**Exercise requirements:**
The word to look for is "Earth". Report every line of the entries below that has it.

**Dataset records:**
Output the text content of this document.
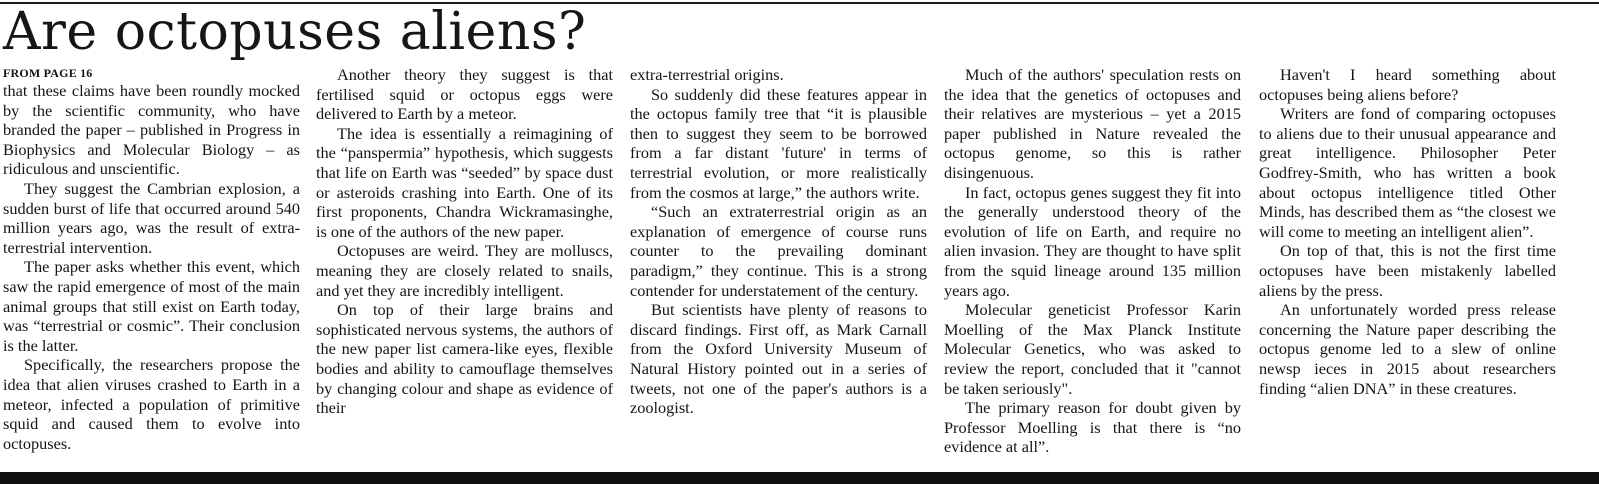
Are octopuses aliens?
FROM PAGE 16

that these claims have been roundly mocked by the scientific community, who have branded the paper – published in Progress in Biophysics and Molecular Biology – as ridiculous and unscientific.

They suggest the Cambrian explosion, a sudden burst of life that occurred around 540 million years ago, was the result of extra-terrestrial intervention.

The paper asks whether this event, which saw the rapid emergence of most of the main animal groups that still exist on Earth today, was “terrestrial or cosmic”. Their conclusion is the latter.

Specifically, the researchers propose the idea that alien viruses crashed to Earth in a meteor, infected a population of primitive squid and caused them to evolve into octopuses.

Another theory they suggest is that fertilised squid or octopus eggs were delivered to Earth by a meteor.

The idea is essentially a reimagining of the “panspermia” hypothesis, which suggests that life on Earth was “seeded” by space dust or asteroids crashing into Earth. One of its first proponents, Chandra Wickramasinghe, is one of the authors of the new paper.

Octopuses are weird. They are molluscs, meaning they are closely related to snails, and yet they are incredibly intelligent.

On top of their large brains and sophisticated nervous systems, the authors of the new paper list camera-like eyes, flexible bodies and ability to camouflage themselves by changing colour and shape as evidence of their

extra-terrestrial origins.

So suddenly did these features appear in the octopus family tree that “it is plausible then to suggest they seem to be borrowed from a far distant 'future' in terms of terrestrial evolution, or more realistically from the cosmos at large,” the authors write.

“Such an extraterrestrial origin as an explanation of emergence of course runs counter to the prevailing dominant paradigm,” they continue. This is a strong contender for understatement of the century.

But scientists have plenty of reasons to discard findings. First off, as Mark Carnall from the Oxford University Museum of Natural History pointed out in a series of tweets, not one of the paper's authors is a zoologist.

Much of the authors' speculation rests on the idea that the genetics of octopuses and their relatives are mysterious – yet a 2015 paper published in Nature revealed the octopus genome, so this is rather disingenuous.

In fact, octopus genes suggest they fit into the generally understood theory of the evolution of life on Earth, and require no alien invasion. They are thought to have split from the squid lineage around 135 million years ago.

Molecular geneticist Professor Karin Moelling of the Max Planck Institute Molecular Genetics, who was asked to review the report, concluded that it "cannot be taken seriously".

The primary reason for doubt given by Professor Moelling is that there is “no evidence at all”.

Haven't I heard something about octopuses being aliens before?

Writers are fond of comparing octopuses to aliens due to their unusual appearance and great intelligence. Philosopher Peter Godfrey-Smith, who has written a book about octopus intelligence titled Other Minds, has described them as “the closest we will come to meeting an intelligent alien”.

On top of that, this is not the first time octopuses have been mistakenly labelled aliens by the press.

An unfortunately worded press release concerning the Nature paper describing the octopus genome led to a slew of online newsp ieces in 2015 about researchers finding “alien DNA” in these creatures.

**Response for this exercise:**
The paper asks whether this event, which saw the rapid emergence of most of the main animal groups that still exist on Earth today, was “terrestrial or cosmic”. Their conclusion is the latter.
Specifically, the researchers propose the idea that alien viruses crashed to Earth in a meteor, infected a population of primitive squid and caused them to evolve into octopuses.
Another theory they suggest is that fertilised squid or octopus eggs were delivered to Earth by a meteor.
The idea is essentially a reimagining of the “panspermia” hypothesis, which suggests that life on Earth was “seeded” by space dust or asteroids crashing into Earth. One of its first proponents, Chandra Wickramasinghe, is one of the authors of the new paper.
In fact, octopus genes suggest they fit into the generally understood theory of the evolution of life on Earth, and require no alien invasion. They are thought to have split from the squid lineage around 135 million years ago.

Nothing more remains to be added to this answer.